— Start of MATERIAL FOR THIS TASK —

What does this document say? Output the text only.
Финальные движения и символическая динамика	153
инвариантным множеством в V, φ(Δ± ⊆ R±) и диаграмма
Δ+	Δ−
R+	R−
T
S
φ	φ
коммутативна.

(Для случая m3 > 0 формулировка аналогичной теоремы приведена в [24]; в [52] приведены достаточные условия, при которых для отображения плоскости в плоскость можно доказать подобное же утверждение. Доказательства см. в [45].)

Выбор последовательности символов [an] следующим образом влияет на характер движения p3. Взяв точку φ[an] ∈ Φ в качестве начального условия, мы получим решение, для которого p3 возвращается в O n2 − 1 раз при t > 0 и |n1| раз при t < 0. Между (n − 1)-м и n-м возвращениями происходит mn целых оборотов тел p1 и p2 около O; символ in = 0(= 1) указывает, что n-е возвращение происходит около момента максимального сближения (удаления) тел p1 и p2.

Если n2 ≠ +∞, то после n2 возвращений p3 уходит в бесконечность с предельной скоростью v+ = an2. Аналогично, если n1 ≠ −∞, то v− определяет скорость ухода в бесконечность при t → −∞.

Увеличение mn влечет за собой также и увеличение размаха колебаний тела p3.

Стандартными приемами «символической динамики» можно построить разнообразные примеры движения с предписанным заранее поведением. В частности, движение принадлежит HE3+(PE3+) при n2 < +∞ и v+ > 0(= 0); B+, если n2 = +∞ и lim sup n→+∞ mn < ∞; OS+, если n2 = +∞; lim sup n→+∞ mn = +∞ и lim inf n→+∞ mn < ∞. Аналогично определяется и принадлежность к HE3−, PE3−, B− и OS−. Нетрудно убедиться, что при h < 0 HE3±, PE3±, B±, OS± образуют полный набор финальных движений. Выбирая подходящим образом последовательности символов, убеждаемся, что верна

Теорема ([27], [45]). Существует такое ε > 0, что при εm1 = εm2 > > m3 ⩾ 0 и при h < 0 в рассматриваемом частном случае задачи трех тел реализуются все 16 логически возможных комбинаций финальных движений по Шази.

— End of MATERIAL FOR THIS TASK —

# GOAL
Reproduce the whole listing word for word.

# COMPLETE ANSWER
What does this document say? Output the text only.
Финальные движения и символическая динамика	153
инвариантным множеством в V, φ(Δ± ⊆ R±) и диаграмма
Δ+	Δ−
R+	R−
T
S
φ	φ
коммутативна.

(Для случая m3 > 0 формулировка аналогичной теоремы приведена в [24]; в [52] приведены достаточные условия, при которых для отображения плоскости в плоскость можно доказать подобное же утверждение. Доказательства см. в [45].)

Выбор последовательности символов [an] следующим образом влияет на характер движения p3. Взяв точку φ[an] ∈ Φ в качестве начального условия, мы получим решение, для которого p3 возвращается в O n2 − 1 раз при t > 0 и |n1| раз при t < 0. Между (n − 1)-м и n-м возвращениями происходит mn целых оборотов тел p1 и p2 около O; символ in = 0(= 1) указывает, что n-е возвращение происходит около момента максимального сближения (удаления) тел p1 и p2.

Если n2 ≠ +∞, то после n2 возвращений p3 уходит в бесконечность с предельной скоростью v+ = an2. Аналогично, если n1 ≠ −∞, то v− определяет скорость ухода в бесконечность при t → −∞.

Увеличение mn влечет за собой также и увеличение размаха колебаний тела p3.

Стандартными приемами «символической динамики» можно построить разнообразные примеры движения с предписанным заранее поведением. В частности, движение принадлежит HE3+(PE3+) при n2 < +∞ и v+ > 0(= 0); B+, если n2 = +∞ и lim sup n→+∞ mn < ∞; OS+, если n2 = +∞; lim sup n→+∞ mn = +∞ и lim inf n→+∞ mn < ∞. Аналогично определяется и принадлежность к HE3−, PE3−, B− и OS−. Нетрудно убедиться, что при h < 0 HE3±, PE3±, B±, OS± образуют полный набор финальных движений. Выбирая подходящим образом последовательности символов, убеждаемся, что верна

Теорема ([27], [45]). Существует такое ε > 0, что при εm1 = εm2 > > m3 ⩾ 0 и при h < 0 в рассматриваемом частном случае задачи трех тел реализуются все 16 логически возможных комбинаций финальных движений по Шази.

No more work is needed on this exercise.